**Requirements**: Extract each line of the records below that contains the word "nContract".

[Figure record listings]

::::

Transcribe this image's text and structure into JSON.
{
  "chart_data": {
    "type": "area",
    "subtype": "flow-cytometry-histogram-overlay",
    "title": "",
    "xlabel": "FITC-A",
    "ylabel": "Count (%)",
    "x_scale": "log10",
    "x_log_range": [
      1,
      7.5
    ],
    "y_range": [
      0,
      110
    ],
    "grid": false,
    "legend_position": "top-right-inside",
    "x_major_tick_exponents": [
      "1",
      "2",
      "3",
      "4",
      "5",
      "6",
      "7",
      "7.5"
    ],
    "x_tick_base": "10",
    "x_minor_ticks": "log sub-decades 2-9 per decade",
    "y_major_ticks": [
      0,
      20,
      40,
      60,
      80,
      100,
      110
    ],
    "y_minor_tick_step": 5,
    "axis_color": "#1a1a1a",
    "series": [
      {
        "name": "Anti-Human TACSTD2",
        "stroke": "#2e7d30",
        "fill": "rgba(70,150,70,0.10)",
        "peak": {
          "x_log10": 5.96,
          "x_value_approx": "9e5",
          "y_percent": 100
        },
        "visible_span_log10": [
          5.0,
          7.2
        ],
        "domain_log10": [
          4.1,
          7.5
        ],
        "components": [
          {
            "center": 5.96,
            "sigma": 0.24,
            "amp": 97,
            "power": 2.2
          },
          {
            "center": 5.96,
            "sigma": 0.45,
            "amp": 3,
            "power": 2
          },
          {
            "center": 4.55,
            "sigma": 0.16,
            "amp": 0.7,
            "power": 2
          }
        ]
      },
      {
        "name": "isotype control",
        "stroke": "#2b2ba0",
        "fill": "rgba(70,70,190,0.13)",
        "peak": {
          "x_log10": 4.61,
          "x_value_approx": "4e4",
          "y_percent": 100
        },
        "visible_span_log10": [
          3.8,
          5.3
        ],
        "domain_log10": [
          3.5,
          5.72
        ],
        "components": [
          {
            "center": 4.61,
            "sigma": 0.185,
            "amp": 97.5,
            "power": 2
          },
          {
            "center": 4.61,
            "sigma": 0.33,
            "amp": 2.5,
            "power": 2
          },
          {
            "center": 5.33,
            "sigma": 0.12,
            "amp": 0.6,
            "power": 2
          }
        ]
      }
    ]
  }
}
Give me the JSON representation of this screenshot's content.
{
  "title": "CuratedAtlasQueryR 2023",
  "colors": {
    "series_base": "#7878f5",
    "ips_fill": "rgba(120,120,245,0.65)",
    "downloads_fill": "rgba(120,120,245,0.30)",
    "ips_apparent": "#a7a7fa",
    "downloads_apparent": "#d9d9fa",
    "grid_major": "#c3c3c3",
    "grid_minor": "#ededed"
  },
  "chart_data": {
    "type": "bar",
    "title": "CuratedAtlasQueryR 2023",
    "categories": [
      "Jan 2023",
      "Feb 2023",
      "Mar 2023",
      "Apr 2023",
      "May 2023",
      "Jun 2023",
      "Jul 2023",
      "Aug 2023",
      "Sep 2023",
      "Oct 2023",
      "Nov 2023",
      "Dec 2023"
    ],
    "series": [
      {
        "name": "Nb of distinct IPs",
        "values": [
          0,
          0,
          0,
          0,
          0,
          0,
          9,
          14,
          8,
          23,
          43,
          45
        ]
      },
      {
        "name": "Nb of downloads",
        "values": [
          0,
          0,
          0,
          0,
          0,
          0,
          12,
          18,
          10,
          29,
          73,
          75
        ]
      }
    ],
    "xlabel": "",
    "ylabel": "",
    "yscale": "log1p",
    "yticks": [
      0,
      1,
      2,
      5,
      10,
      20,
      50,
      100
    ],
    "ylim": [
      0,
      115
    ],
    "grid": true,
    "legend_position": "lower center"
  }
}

::::

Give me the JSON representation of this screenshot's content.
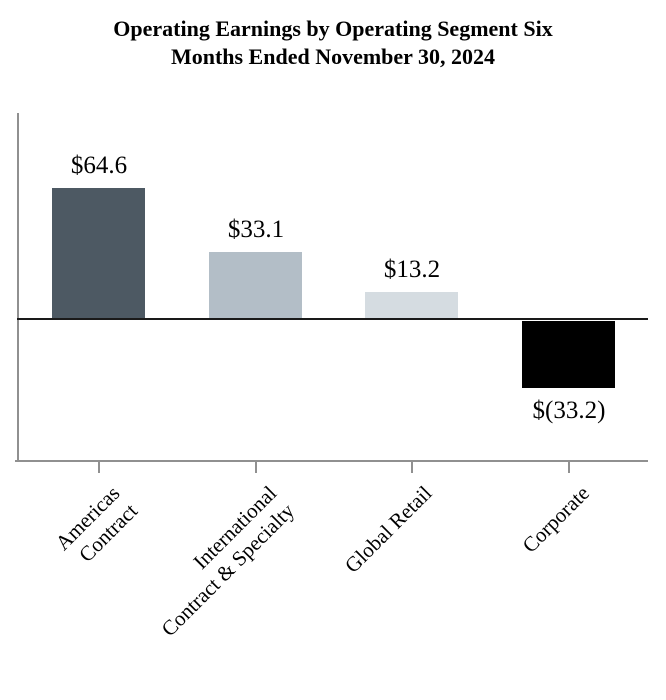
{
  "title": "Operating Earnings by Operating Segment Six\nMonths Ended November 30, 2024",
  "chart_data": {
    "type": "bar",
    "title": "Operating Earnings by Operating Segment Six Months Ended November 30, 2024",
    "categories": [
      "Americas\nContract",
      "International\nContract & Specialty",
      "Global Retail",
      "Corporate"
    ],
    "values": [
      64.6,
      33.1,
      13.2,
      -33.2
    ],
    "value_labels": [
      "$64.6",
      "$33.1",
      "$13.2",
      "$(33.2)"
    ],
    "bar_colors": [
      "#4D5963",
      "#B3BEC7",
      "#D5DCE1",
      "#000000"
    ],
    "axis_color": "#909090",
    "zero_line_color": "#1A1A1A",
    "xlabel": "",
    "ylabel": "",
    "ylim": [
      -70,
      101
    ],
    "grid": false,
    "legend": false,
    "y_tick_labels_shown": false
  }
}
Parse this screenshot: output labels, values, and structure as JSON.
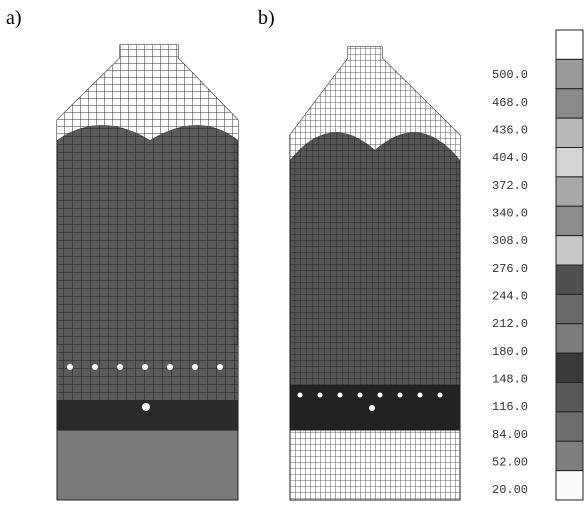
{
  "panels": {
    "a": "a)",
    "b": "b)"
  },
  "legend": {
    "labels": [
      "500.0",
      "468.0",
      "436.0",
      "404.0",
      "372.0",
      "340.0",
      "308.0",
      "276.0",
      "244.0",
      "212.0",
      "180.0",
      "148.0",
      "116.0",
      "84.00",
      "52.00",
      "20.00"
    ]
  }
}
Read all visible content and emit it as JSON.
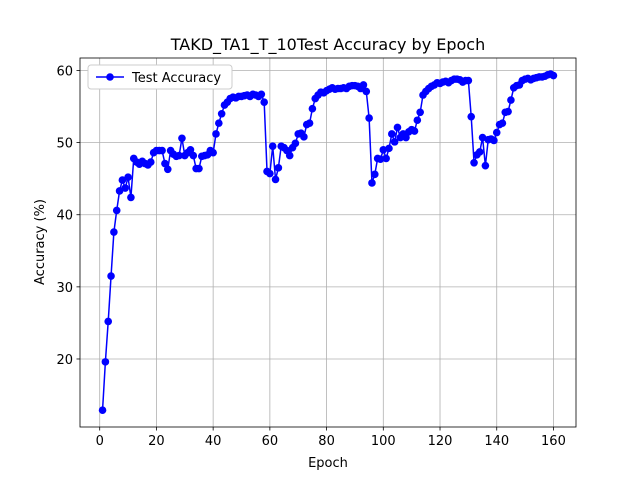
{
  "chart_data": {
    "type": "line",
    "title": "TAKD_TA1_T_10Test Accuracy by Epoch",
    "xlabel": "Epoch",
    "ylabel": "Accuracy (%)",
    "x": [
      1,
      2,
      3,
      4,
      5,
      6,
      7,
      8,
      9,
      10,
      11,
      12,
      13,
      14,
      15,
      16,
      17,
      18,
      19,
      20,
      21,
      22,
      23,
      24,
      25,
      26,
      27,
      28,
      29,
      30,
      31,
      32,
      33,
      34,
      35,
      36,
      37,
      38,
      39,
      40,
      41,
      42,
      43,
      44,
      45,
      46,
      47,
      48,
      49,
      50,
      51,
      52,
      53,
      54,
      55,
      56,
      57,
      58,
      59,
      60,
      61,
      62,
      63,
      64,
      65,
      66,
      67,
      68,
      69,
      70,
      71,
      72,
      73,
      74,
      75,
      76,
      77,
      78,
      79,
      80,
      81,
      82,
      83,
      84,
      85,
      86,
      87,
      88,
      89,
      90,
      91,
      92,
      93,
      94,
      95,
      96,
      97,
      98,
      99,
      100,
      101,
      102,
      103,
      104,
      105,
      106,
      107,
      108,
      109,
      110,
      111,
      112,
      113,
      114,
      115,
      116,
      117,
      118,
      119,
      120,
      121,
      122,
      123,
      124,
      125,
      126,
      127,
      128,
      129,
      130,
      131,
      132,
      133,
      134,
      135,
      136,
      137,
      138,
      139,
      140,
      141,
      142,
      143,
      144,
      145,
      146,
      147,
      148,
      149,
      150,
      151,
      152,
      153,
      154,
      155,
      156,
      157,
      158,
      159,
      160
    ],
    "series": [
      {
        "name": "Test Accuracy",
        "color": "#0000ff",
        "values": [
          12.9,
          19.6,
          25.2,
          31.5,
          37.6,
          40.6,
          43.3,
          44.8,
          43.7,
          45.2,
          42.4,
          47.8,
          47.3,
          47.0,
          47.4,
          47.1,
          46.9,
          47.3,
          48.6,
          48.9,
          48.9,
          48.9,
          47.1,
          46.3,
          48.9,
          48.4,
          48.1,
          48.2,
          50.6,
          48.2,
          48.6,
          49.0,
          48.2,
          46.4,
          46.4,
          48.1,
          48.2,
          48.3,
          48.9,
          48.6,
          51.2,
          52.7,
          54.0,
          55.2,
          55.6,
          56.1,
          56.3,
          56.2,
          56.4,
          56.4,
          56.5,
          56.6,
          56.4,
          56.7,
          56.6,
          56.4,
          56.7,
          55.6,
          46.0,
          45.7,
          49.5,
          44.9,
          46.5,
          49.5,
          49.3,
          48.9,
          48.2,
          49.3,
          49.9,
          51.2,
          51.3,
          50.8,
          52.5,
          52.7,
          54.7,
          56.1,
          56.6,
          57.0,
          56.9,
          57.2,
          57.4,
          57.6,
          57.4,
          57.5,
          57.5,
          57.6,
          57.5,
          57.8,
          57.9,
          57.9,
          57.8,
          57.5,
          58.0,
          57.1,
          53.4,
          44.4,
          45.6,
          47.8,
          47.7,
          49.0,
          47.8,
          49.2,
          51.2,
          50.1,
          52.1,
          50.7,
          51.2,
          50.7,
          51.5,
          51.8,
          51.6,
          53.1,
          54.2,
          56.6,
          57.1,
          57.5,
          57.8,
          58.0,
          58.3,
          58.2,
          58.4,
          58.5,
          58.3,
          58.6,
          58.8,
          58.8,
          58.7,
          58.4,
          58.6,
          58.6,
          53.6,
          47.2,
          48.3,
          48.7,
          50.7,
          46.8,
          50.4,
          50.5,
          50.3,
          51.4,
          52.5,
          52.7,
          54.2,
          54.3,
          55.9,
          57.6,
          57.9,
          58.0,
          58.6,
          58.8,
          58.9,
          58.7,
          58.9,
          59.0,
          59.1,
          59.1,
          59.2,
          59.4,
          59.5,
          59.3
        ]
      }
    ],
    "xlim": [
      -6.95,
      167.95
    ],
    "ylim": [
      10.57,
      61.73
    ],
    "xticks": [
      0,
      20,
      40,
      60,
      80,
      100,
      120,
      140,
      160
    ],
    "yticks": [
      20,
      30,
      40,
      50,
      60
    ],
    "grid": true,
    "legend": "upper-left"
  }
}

::::

**Response**:
      "Americas\nContract",
      "International\nContract & Specialty",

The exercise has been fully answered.